- EXERCISE MATERIALS

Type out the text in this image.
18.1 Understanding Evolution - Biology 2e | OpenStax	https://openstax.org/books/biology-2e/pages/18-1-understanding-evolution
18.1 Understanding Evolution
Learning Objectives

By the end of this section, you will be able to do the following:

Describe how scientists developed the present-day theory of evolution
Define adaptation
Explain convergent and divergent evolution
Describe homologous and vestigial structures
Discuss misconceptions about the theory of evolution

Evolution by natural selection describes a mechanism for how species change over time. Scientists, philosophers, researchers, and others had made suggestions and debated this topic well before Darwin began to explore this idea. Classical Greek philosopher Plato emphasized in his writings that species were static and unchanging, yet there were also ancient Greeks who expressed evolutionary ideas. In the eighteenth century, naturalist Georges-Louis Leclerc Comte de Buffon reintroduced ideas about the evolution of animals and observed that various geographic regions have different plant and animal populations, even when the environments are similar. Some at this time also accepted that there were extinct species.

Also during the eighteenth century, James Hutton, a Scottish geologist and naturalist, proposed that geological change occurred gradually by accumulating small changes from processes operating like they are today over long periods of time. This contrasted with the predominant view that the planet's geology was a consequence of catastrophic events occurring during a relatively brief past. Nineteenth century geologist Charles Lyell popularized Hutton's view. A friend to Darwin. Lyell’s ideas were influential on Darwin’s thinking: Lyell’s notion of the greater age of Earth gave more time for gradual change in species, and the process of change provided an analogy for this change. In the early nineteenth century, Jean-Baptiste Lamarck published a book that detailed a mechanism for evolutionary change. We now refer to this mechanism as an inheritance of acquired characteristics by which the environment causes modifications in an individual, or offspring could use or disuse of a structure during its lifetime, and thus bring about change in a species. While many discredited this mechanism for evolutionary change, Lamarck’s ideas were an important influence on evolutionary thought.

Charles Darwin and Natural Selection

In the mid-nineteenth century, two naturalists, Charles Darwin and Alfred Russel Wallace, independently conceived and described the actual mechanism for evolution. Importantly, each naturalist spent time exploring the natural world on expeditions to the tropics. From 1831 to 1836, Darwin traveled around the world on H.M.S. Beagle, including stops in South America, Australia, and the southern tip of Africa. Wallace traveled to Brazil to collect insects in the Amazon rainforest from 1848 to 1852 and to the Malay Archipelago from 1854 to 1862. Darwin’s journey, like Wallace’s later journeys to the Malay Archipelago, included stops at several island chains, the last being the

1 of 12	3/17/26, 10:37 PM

- WRITTEN TASK
Copy each line above containing the string "Understanding".

- WRITTEN SOLUTION
18.1 Understanding Evolution - Biology 2e | OpenStax	https://openstax.org/books/biology-2e/pages/18-1-understanding-evolution
18.1 Understanding Evolution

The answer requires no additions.